SELECTED PASSAGE:
An estimated 225 traditional media outlets picked up the campaign, including ABC, MSN, Yahoo, London’s The Sun, Adweek, Business Insider and even Ripley’s Believe It or Not.
“Advanstar was thrilled. They felt it was the creative that made the difference,” Berman said. “We were selling and creating news.”
The campaign won the ADDYs’ Best of Show and three gold awards — for Regional/National Trade Publication, Digital and Integrated Campaign. I.d.e.a also won three bronze ADDYs.
W Hotels Hollywood’s wow book
W Hotel Addy Winner
Greenhaus wows with style
The W Hotels Hollywood hired Greenhaus, which has a strong focus and expertise in real estate, to create a brochure that would wow potential condo buyers. W Hotel was selling high-end condo units connected to its hotel in Hollywood.
“This was designed to be a great pass-along and something brokers could use to tell the proper story to a client,” said Kim McNeil, the account supervisor on the project. “It will simmer on [prospective buyers’] coffee tables while they simmer on their purchase.”
The collateral piece is oversized at 10 inches by 13 inches, with 48 pages that feature broad, beautiful images. It then has 5-inch-by- 13-inch pages that include the bulk of the text.
Dave Roberts, the art director, and Craig Fuller, the creative director, oversaw a one-day marathon photo shoot at the W Hollywood Hotel. The entire shoot was planned ahead of time, with locations in the lobby, on the rooftop and showing off the condo amenities.
“This is a second home, in Hollywood, for many of the buyers,” McNeil said. “We wanted to walk them through the lifestyle — VIP access, concierge services and the posher amenities of the building that are separate from the hotel.”
The Greenhaus team also made a video of the photo shoot to maximize use of the models and photographers.
The W Hotel Hollywood’s condos are already half sold and the client is very pleased with the sales level.
In addition to the gold, Greenhaus won four silver and three bronze ADDYs.
Petco’s ‘Woof Wednesday’
Woof Wednesday Addy Winner
Emota tells emotional stories
Petco was looking to build content for its YouTube channel. Emota, led by Chief Creative Director Chris Karcher and CEO and co-founder Terry Parish, had already produced one video: a profile about a family who adopted a dog named Scooby.

RECORDS PROVIDED:
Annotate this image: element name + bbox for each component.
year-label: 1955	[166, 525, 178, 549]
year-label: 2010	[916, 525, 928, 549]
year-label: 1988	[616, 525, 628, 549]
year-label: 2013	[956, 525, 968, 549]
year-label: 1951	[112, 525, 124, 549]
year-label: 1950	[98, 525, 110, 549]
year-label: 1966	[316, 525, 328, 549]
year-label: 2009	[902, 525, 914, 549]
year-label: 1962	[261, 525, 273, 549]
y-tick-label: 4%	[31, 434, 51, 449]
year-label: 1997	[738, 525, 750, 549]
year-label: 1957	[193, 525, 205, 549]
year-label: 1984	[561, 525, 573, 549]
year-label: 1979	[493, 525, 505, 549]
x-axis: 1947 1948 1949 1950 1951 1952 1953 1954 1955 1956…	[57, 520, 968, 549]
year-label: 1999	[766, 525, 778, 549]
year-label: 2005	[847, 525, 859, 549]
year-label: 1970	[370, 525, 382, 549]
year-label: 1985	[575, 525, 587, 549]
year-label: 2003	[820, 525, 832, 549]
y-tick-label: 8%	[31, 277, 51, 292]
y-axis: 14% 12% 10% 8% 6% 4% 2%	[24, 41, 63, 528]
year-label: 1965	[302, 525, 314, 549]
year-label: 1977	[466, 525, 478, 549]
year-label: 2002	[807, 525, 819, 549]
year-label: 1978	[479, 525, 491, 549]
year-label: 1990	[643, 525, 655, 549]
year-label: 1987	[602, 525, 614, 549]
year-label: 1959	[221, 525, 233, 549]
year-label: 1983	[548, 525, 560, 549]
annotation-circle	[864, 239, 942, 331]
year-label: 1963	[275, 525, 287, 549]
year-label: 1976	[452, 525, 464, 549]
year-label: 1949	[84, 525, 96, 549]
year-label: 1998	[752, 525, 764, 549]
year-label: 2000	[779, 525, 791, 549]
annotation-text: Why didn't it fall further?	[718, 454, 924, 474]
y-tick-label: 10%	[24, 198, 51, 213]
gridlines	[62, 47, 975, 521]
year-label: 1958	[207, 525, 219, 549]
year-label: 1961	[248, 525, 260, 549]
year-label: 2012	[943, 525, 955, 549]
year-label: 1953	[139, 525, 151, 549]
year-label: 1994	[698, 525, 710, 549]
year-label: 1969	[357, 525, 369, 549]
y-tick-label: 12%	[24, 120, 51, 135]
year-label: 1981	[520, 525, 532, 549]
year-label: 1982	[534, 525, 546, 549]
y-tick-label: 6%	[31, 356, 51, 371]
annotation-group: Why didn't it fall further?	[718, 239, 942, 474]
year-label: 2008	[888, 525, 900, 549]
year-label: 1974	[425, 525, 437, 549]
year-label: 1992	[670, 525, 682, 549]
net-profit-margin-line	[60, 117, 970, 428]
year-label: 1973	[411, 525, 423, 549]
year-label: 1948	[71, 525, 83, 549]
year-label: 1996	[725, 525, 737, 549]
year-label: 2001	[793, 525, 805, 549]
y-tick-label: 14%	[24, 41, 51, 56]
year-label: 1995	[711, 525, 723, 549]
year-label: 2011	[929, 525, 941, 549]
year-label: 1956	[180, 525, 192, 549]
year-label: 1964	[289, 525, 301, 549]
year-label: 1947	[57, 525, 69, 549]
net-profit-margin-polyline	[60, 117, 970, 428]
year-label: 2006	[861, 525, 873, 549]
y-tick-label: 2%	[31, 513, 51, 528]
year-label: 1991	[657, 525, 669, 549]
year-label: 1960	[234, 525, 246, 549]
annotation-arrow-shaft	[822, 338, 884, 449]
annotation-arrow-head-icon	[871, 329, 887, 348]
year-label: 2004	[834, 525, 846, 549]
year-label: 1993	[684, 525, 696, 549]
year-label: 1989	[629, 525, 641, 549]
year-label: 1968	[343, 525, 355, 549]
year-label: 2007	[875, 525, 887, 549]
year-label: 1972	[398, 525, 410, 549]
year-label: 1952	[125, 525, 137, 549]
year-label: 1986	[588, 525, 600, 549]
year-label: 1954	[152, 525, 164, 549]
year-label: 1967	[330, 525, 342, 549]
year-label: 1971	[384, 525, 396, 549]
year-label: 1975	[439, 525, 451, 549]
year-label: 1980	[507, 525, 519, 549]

REQUIRED TASK: In the passage on ADDY winners, what are the dimensions of the brochure Greenhaus made for W Hotels Hollywood?

EXERCISE ANSWER: 10 inches by 13 inches